--- Exercise materials ---

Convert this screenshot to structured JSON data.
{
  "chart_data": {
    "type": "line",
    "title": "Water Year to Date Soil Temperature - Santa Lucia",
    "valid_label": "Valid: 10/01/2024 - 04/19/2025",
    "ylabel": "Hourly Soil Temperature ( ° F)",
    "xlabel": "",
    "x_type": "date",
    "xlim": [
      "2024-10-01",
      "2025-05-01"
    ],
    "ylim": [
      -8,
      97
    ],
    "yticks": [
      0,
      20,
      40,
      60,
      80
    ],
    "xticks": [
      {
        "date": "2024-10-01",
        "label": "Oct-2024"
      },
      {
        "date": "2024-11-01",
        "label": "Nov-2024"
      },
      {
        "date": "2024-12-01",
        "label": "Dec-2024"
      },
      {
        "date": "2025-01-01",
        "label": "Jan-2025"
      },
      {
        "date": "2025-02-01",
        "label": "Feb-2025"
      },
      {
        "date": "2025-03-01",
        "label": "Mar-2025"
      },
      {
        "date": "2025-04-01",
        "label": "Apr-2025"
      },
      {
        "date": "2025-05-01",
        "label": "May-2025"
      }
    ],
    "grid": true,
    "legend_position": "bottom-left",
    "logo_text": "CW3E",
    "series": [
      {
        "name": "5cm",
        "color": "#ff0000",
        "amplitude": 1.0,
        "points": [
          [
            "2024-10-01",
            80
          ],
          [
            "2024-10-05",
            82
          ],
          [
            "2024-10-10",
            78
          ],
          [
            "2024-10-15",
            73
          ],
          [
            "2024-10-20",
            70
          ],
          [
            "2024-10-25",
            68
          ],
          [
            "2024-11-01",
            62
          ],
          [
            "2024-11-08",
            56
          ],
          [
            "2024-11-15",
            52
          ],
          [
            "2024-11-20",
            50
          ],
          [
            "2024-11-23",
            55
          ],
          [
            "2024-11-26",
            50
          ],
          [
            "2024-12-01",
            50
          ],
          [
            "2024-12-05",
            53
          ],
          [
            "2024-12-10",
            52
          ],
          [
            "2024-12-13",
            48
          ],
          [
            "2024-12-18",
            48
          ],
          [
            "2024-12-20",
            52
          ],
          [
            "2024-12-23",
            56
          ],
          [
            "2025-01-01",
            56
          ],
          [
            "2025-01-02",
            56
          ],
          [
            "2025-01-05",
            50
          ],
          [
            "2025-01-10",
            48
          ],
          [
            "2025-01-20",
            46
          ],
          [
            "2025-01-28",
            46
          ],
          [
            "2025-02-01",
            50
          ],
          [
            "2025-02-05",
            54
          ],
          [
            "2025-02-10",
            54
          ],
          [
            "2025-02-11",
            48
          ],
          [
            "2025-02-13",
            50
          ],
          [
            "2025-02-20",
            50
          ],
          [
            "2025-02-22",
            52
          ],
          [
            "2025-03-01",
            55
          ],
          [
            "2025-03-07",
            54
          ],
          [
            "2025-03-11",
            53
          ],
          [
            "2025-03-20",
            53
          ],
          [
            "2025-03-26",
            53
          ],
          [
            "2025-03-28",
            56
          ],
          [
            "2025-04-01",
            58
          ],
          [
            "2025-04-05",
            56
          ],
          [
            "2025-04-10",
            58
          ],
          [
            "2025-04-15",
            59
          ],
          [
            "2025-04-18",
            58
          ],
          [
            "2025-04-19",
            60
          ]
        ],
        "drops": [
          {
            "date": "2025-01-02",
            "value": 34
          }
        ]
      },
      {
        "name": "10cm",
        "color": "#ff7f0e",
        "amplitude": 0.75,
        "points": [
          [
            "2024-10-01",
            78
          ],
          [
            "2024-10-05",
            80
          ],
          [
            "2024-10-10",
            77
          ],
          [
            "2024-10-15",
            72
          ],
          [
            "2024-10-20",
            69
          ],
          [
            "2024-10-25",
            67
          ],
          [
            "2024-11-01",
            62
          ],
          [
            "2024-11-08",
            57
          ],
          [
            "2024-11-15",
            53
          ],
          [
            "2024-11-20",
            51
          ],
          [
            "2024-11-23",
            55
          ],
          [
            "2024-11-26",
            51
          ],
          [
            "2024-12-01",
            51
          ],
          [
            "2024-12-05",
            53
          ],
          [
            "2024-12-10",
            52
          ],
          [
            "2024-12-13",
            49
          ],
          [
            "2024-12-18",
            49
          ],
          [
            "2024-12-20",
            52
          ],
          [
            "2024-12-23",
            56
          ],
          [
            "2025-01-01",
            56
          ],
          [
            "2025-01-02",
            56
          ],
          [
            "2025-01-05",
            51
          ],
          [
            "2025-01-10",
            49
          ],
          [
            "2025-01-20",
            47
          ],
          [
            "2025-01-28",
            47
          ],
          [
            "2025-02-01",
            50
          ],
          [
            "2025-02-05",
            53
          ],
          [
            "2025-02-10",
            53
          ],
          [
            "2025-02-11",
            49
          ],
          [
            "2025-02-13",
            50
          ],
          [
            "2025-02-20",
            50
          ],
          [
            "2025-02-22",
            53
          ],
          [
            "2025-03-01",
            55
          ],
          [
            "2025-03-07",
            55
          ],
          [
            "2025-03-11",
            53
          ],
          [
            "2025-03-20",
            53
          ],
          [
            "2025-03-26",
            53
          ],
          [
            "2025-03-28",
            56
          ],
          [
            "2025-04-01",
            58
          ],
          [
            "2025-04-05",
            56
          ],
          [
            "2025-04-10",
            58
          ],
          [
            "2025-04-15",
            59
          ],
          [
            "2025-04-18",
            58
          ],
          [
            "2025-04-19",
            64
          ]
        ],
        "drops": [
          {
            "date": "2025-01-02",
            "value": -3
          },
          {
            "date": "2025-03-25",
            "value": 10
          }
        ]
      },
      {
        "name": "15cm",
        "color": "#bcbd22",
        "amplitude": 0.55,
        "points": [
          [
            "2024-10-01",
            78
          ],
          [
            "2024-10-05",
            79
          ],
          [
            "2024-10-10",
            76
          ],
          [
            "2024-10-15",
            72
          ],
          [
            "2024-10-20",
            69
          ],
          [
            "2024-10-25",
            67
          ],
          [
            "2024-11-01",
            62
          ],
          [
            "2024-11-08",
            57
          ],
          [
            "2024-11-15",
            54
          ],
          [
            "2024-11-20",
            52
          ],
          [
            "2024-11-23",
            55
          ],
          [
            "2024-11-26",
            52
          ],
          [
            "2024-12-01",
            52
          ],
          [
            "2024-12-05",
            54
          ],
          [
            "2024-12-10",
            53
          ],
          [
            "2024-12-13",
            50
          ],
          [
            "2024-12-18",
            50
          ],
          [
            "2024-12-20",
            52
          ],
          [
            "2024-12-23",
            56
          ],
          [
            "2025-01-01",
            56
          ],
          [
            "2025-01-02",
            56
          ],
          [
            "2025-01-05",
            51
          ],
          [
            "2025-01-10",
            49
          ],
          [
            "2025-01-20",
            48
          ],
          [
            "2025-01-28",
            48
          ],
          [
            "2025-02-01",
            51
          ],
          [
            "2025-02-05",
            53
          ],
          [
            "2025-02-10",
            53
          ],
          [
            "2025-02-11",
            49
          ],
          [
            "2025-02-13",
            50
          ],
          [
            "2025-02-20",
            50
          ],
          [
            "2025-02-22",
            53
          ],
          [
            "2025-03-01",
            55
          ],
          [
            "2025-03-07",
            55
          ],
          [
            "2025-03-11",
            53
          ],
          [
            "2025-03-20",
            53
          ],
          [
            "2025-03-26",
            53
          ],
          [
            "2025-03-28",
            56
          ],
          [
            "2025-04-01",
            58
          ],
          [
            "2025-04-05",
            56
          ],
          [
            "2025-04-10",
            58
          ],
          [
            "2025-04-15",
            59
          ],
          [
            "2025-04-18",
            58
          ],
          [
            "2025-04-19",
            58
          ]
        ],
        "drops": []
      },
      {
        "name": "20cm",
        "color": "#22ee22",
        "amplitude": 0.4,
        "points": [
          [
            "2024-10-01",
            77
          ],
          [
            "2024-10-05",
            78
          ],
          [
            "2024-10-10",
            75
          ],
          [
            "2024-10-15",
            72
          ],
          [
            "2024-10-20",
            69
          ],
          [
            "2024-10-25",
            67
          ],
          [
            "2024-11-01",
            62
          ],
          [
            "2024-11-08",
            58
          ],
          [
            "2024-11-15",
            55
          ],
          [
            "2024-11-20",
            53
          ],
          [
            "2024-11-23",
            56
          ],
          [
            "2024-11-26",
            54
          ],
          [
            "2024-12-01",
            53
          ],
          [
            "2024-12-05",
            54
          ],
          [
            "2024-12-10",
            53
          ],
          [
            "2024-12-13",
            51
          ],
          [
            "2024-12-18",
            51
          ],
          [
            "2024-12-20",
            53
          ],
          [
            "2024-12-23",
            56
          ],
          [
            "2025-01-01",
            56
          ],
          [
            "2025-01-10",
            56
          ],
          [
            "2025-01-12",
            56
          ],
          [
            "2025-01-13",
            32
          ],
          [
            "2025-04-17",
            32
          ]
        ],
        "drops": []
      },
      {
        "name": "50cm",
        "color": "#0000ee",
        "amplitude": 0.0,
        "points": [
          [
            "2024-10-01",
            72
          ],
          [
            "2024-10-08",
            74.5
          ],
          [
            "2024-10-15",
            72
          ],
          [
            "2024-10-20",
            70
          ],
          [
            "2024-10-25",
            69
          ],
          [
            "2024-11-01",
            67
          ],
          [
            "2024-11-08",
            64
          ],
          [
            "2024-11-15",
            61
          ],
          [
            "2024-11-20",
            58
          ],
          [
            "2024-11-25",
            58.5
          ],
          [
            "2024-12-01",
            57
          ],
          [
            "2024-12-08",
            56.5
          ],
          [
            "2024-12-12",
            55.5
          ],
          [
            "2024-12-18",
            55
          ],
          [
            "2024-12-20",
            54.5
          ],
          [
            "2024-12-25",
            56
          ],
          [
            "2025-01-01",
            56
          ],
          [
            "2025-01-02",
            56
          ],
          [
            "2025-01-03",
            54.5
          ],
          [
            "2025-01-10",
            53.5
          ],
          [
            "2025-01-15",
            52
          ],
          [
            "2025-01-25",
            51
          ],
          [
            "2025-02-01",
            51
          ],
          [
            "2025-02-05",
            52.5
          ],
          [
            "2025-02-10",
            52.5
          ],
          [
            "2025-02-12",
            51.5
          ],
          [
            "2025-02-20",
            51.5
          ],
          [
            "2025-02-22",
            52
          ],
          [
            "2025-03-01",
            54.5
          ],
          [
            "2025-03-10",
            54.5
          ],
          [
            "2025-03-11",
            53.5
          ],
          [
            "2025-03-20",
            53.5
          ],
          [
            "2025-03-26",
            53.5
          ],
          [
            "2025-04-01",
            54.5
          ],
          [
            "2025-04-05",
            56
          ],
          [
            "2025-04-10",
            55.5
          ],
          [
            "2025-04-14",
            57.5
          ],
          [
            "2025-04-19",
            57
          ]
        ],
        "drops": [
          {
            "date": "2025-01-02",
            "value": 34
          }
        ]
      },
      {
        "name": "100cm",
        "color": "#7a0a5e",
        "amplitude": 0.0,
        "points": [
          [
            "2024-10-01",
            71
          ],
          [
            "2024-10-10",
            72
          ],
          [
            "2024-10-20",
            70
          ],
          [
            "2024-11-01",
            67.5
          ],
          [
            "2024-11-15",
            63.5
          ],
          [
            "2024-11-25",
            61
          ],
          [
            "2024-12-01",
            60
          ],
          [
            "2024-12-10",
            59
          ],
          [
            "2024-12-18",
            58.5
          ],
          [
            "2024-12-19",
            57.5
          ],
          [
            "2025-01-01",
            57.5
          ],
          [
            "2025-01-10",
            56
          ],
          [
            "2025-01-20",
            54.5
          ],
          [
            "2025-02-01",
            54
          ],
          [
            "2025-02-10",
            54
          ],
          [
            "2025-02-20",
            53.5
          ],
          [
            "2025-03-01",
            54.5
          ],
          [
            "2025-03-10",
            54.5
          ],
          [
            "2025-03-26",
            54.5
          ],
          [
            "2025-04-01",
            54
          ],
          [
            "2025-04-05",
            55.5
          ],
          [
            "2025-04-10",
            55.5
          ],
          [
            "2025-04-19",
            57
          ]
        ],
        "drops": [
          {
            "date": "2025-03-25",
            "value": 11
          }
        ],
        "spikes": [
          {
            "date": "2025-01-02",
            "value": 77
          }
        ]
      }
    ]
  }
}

---

Task to complete> Whenever "Temperature" turns up in a line, pick that line out.

Task result>
    "title": "Water Year to Date Soil Temperature - Santa Lucia",
    "ylabel": "Hourly Soil Temperature ( ° F)",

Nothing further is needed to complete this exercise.